[Short task] Here are some records; quote them exactly, leaving out the pictures.

Collected data entries
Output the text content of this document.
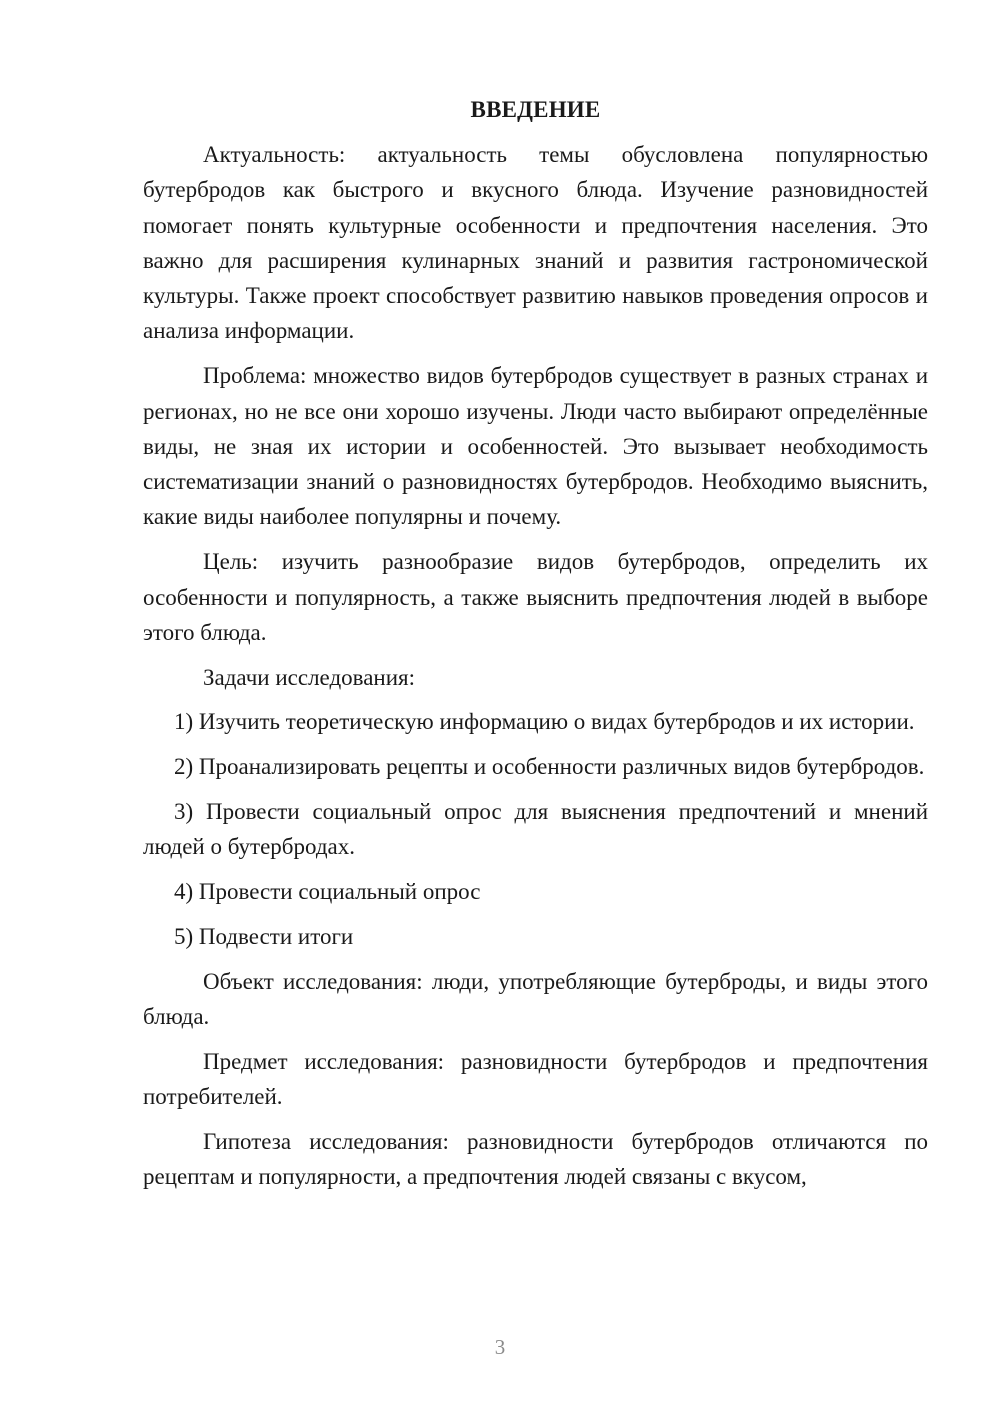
ВВЕДЕНИЕ
Актуальность: актуальность темы обусловлена популярностью бутербродов как быстрого и вкусного блюда. Изучение разновидностей помогает понять культурные особенности и предпочтения населения. Это важно для расширения кулинарных знаний и развития гастрономической культуры. Также проект способствует развитию навыков проведения опросов и анализа информации.
Проблема: множество видов бутербродов существует в разных странах и регионах, но не все они хорошо изучены. Люди часто выбирают определённые виды, не зная их истории и особенностей. Это вызывает необходимость систематизации знаний о разновидностях бутербродов. Необходимо выяснить, какие виды наиболее популярны и почему.
Цель: изучить разнообразие видов бутербродов, определить их особенности и популярность, а также выяснить предпочтения людей в выборе этого блюда.
Задачи исследования:
1) Изучить теоретическую информацию о видах бутербродов и их истории.
2) Проанализировать рецепты и особенности различных видов бутербродов.
3) Провести социальный опрос для выяснения предпочтений и мнений людей о бутербродах.
4) Провести социальный опрос
5) Подвести итоги
Объект исследования: люди, употребляющие бутерброды, и виды этого блюда.
Предмет исследования: разновидности бутербродов и предпочтения потребителей.
Гипотеза исследования: разновидности бутербродов отличаются по рецептам и популярности, а предпочтения людей связаны с вкусом,
3
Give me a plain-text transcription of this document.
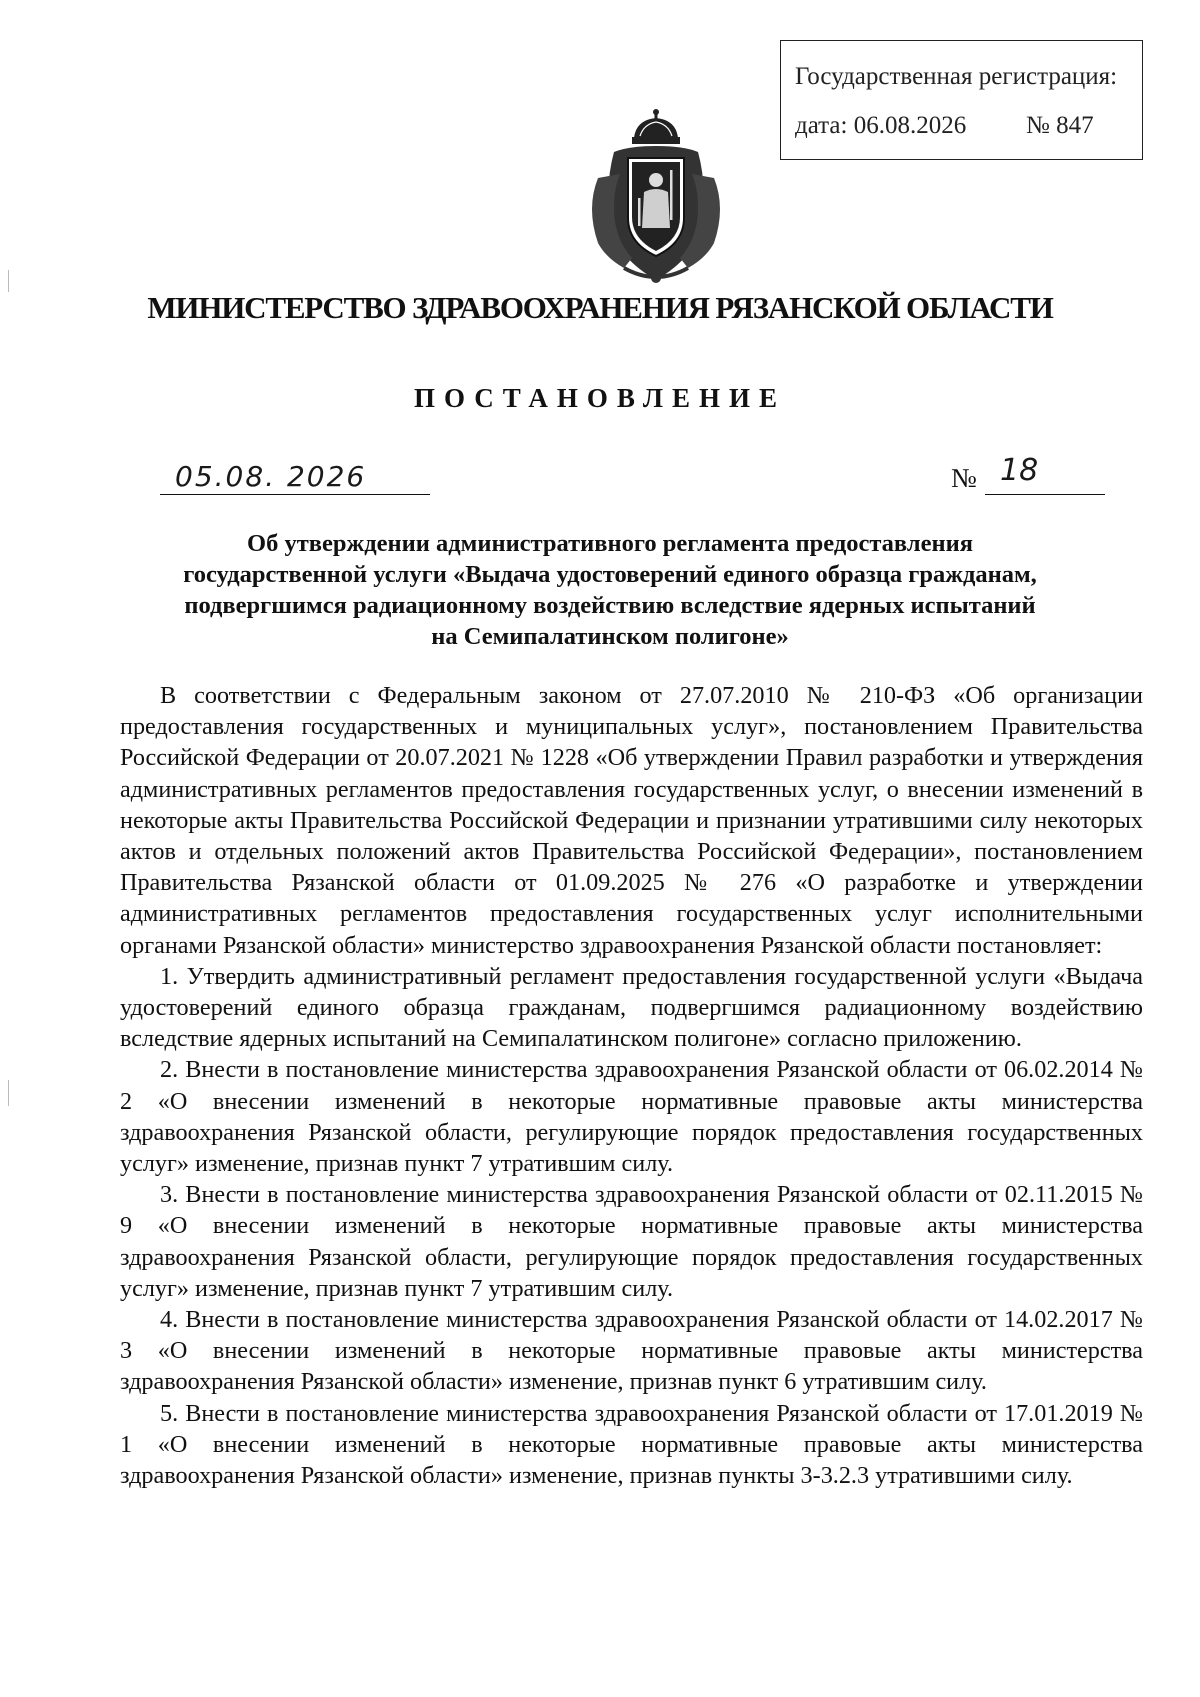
Государственная регистрация:
дата: 06.08.2026 № 847
МИНИСТЕРСТВО ЗДРАВООХРАНЕНИЯ РЯЗАНСКОЙ ОБЛАСТИ
ПОСТАНОВЛЕНИЕ
05.08. 2026	№ 18
Об утверждении административного регламента предоставления
государственной услуги «Выдача удостоверений единого образца гражданам,
подвергшимся радиационному воздействию вследствие ядерных испытаний
на Семипалатинском полигоне»

В соответствии с Федеральным законом от 27.07.2010 № 210-ФЗ «Об организации предоставления государственных и муниципальных услуг», постановлением Правительства Российской Федерации от 20.07.2021 № 1228 «Об утверждении Правил разработки и утверждения административных регламентов предоставления государственных услуг, о внесении изменений в некоторые акты Правительства Российской Федерации и признании утратившими силу некоторых актов и отдельных положений актов Правительства Российской Федерации», постановлением Правительства Рязанской области от 01.09.2025 № 276 «О разработке и утверждении административных регламентов предоставления государственных услуг исполнительными органами Рязанской области» министерство здравоохранения Рязанской области постановляет:

1. Утвердить административный регламент предоставления государственной услуги «Выдача удостоверений единого образца гражданам, подвергшимся радиационному воздействию вследствие ядерных испытаний на Семипалатинском полигоне» согласно приложению.

2. Внести в постановление министерства здравоохранения Рязанской области от 06.02.2014 № 2 «О внесении изменений в некоторые нормативные правовые акты министерства здравоохранения Рязанской области, регулирующие порядок предоставления государственных услуг» изменение, признав пункт 7 утратившим силу.

3. Внести в постановление министерства здравоохранения Рязанской области от 02.11.2015 № 9 «О внесении изменений в некоторые нормативные правовые акты министерства здравоохранения Рязанской области, регулирующие порядок предоставления государственных услуг» изменение, признав пункт 7 утратившим силу.

4. Внести в постановление министерства здравоохранения Рязанской области от 14.02.2017 № 3 «О внесении изменений в некоторые нормативные правовые акты министерства здравоохранения Рязанской области» изменение, признав пункт 6 утратившим силу.

5. Внести в постановление министерства здравоохранения Рязанской области от 17.01.2019 № 1 «О внесении изменений в некоторые нормативные правовые акты министерства здравоохранения Рязанской области» изменение, признав пункты 3-3.2.3 утратившими силу.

[Solved problem]
Output the text content of this document.
ВВЕДЕНИЕ
Актуальность: актуальность темы обусловлена популярностью бутербродов как быстрого и вкусного блюда. Изучение разновидностей помогает понять культурные особенности и предпочтения населения. Это важно для расширения кулинарных знаний и развития гастрономической культуры. Также проект способствует развитию навыков проведения опросов и анализа информации.
Проблема: множество видов бутербродов существует в разных странах и регионах, но не все они хорошо изучены. Люди часто выбирают определённые виды, не зная их истории и особенностей. Это вызывает необходимость систематизации знаний о разновидностях бутербродов. Необходимо выяснить, какие виды наиболее популярны и почему.
Цель: изучить разнообразие видов бутербродов, определить их особенности и популярность, а также выяснить предпочтения людей в выборе этого блюда.
Задачи исследования:
1) Изучить теоретическую информацию о видах бутербродов и их истории.
2) Проанализировать рецепты и особенности различных видов бутербродов.
3) Провести социальный опрос для выяснения предпочтений и мнений людей о бутербродах.
4) Провести социальный опрос
5) Подвести итоги
Объект исследования: люди, употребляющие бутерброды, и виды этого блюда.
Предмет исследования: разновидности бутербродов и предпочтения потребителей.
Гипотеза исследования: разновидности бутербродов отличаются по рецептам и популярности, а предпочтения людей связаны с вкусом,
3
Give me a plain-text transcription of this document.
Государственная регистрация:
дата: 06.08.2026 № 847
МИНИСТЕРСТВО ЗДРАВООХРАНЕНИЯ РЯЗАНСКОЙ ОБЛАСТИ
ПОСТАНОВЛЕНИЕ
05.08. 2026	№ 18
Об утверждении административного регламента предоставления
государственной услуги «Выдача удостоверений единого образца гражданам,
подвергшимся радиационному воздействию вследствие ядерных испытаний
на Семипалатинском полигоне»

В соответствии с Федеральным законом от 27.07.2010 № 210-ФЗ «Об организации предоставления государственных и муниципальных услуг», постановлением Правительства Российской Федерации от 20.07.2021 № 1228 «Об утверждении Правил разработки и утверждения административных регламентов предоставления государственных услуг, о внесении изменений в некоторые акты Правительства Российской Федерации и признании утратившими силу некоторых актов и отдельных положений актов Правительства Российской Федерации», постановлением Правительства Рязанской области от 01.09.2025 № 276 «О разработке и утверждении административных регламентов предоставления государственных услуг исполнительными органами Рязанской области» министерство здравоохранения Рязанской области постановляет:

1. Утвердить административный регламент предоставления государственной услуги «Выдача удостоверений единого образца гражданам, подвергшимся радиационному воздействию вследствие ядерных испытаний на Семипалатинском полигоне» согласно приложению.

2. Внести в постановление министерства здравоохранения Рязанской области от 06.02.2014 № 2 «О внесении изменений в некоторые нормативные правовые акты министерства здравоохранения Рязанской области, регулирующие порядок предоставления государственных услуг» изменение, признав пункт 7 утратившим силу.

3. Внести в постановление министерства здравоохранения Рязанской области от 02.11.2015 № 9 «О внесении изменений в некоторые нормативные правовые акты министерства здравоохранения Рязанской области, регулирующие порядок предоставления государственных услуг» изменение, признав пункт 7 утратившим силу.

4. Внести в постановление министерства здравоохранения Рязанской области от 14.02.2017 № 3 «О внесении изменений в некоторые нормативные правовые акты министерства здравоохранения Рязанской области» изменение, признав пункт 6 утратившим силу.

5. Внести в постановление министерства здравоохранения Рязанской области от 17.01.2019 № 1 «О внесении изменений в некоторые нормативные правовые акты министерства здравоохранения Рязанской области» изменение, признав пункты 3-3.2.3 утратившими силу.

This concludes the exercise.